* **ENTRIES PROVIDED**
_ _ _ _

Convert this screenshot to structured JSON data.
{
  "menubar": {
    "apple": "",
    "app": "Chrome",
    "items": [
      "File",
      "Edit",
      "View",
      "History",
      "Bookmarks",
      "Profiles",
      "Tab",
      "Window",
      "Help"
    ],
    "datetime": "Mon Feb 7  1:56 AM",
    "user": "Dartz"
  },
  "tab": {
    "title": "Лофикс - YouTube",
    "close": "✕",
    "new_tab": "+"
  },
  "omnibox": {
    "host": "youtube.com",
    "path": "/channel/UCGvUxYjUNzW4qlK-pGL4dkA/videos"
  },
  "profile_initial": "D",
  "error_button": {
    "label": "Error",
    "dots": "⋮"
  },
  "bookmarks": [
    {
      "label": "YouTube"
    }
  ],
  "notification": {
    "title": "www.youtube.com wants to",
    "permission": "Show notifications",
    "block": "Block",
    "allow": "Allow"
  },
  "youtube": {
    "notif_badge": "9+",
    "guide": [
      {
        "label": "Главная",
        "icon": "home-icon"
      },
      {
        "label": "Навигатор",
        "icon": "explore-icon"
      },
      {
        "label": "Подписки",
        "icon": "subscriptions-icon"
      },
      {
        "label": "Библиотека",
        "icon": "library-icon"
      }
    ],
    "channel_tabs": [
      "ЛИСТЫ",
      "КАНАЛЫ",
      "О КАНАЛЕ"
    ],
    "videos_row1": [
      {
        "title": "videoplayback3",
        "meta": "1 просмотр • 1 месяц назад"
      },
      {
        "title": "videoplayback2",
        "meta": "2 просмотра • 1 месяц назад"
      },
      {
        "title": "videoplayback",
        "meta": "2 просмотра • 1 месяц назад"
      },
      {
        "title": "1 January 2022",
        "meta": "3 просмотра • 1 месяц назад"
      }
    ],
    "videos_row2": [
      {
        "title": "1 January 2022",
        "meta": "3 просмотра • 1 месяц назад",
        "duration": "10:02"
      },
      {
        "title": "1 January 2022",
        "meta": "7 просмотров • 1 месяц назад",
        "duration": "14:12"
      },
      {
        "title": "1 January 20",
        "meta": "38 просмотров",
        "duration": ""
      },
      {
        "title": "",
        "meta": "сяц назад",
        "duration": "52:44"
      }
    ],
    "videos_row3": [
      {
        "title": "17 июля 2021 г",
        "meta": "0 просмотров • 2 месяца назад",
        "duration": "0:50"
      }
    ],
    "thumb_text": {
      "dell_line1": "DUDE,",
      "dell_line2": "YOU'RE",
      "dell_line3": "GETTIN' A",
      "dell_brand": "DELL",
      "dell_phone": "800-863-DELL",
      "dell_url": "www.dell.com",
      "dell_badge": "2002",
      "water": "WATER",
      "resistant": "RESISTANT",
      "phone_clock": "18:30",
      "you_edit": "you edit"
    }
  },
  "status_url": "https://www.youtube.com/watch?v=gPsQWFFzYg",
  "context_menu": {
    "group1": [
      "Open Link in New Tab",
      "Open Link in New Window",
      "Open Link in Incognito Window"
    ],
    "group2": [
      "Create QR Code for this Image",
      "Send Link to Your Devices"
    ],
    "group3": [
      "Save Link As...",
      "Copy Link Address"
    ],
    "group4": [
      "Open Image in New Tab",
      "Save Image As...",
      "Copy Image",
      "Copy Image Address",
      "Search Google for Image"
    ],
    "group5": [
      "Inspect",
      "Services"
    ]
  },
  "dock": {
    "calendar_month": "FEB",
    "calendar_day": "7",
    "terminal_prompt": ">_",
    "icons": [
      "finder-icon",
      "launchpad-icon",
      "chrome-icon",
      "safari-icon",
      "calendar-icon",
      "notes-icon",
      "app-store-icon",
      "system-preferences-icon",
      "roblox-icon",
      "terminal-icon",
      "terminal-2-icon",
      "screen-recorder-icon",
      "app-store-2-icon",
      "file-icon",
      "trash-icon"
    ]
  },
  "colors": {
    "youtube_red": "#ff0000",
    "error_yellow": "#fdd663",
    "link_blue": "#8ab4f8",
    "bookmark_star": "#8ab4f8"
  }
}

_ _ _ _

* **REQUIREMENTS**
Output the entries exactly.

* **RESPONSE**
Convert this screenshot to structured JSON data.
{
  "menubar": {
    "apple": "",
    "app": "Chrome",
    "items": [
      "File",
      "Edit",
      "View",
      "History",
      "Bookmarks",
      "Profiles",
      "Tab",
      "Window",
      "Help"
    ],
    "datetime": "Mon Feb 7  1:56 AM",
    "user": "Dartz"
  },
  "tab": {
    "title": "Лофикс - YouTube",
    "close": "✕",
    "new_tab": "+"
  },
  "omnibox": {
    "host": "youtube.com",
    "path": "/channel/UCGvUxYjUNzW4qlK-pGL4dkA/videos"
  },
  "profile_initial": "D",
  "error_button": {
    "label": "Error",
    "dots": "⋮"
  },
  "bookmarks": [
    {
      "label": "YouTube"
    }
  ],
  "notification": {
    "title": "www.youtube.com wants to",
    "permission": "Show notifications",
    "block": "Block",
    "allow": "Allow"
  },
  "youtube": {
    "notif_badge": "9+",
    "guide": [
      {
        "label": "Главная",
        "icon": "home-icon"
      },
      {
        "label": "Навигатор",
        "icon": "explore-icon"
      },
      {
        "label": "Подписки",
        "icon": "subscriptions-icon"
      },
      {
        "label": "Библиотека",
        "icon": "library-icon"
      }
    ],
    "channel_tabs": [
      "ЛИСТЫ",
      "КАНАЛЫ",
      "О КАНАЛЕ"
    ],
    "videos_row1": [
      {
        "title": "videoplayback3",
        "meta": "1 просмотр • 1 месяц назад"
      },
      {
        "title": "videoplayback2",
        "meta": "2 просмотра • 1 месяц назад"
      },
      {
        "title": "videoplayback",
        "meta": "2 просмотра • 1 месяц назад"
      },
      {
        "title": "1 January 2022",
        "meta": "3 просмотра • 1 месяц назад"
      }
    ],
    "videos_row2": [
      {
        "title": "1 January 2022",
        "meta": "3 просмотра • 1 месяц назад",
        "duration": "10:02"
      },
      {
        "title": "1 January 2022",
        "meta": "7 просмотров • 1 месяц назад",
        "duration": "14:12"
      },
      {
        "title": "1 January 20",
        "meta": "38 просмотров",
        "duration": ""
      },
      {
        "title": "",
        "meta": "сяц назад",
        "duration": "52:44"
      }
    ],
    "videos_row3": [
      {
        "title": "17 июля 2021 г",
        "meta": "0 просмотров • 2 месяца назад",
        "duration": "0:50"
      }
    ],
    "thumb_text": {
      "dell_line1": "DUDE,",
      "dell_line2": "YOU'RE",
      "dell_line3": "GETTIN' A",
      "dell_brand": "DELL",
      "dell_phone": "800-863-DELL",
      "dell_url": "www.dell.com",
      "dell_badge": "2002",
      "water": "WATER",
      "resistant": "RESISTANT",
      "phone_clock": "18:30",
      "you_edit": "you edit"
    }
  },
  "status_url": "https://www.youtube.com/watch?v=gPsQWFFzYg",
  "context_menu": {
    "group1": [
      "Open Link in New Tab",
      "Open Link in New Window",
      "Open Link in Incognito Window"
    ],
    "group2": [
      "Create QR Code for this Image",
      "Send Link to Your Devices"
    ],
    "group3": [
      "Save Link As...",
      "Copy Link Address"
    ],
    "group4": [
      "Open Image in New Tab",
      "Save Image As...",
      "Copy Image",
      "Copy Image Address",
      "Search Google for Image"
    ],
    "group5": [
      "Inspect",
      "Services"
    ]
  },
  "dock": {
    "calendar_month": "FEB",
    "calendar_day": "7",
    "terminal_prompt": ">_",
    "icons": [
      "finder-icon",
      "launchpad-icon",
      "chrome-icon",
      "safari-icon",
      "calendar-icon",
      "notes-icon",
      "app-store-icon",
      "system-preferences-icon",
      "roblox-icon",
      "terminal-icon",
      "terminal-2-icon",
      "screen-recorder-icon",
      "app-store-2-icon",
      "file-icon",
      "trash-icon"
    ]
  },
  "colors": {
    "youtube_red": "#ff0000",
    "error_yellow": "#fdd663",
    "link_blue": "#8ab4f8",
    "bookmark_star": "#8ab4f8"
  }
}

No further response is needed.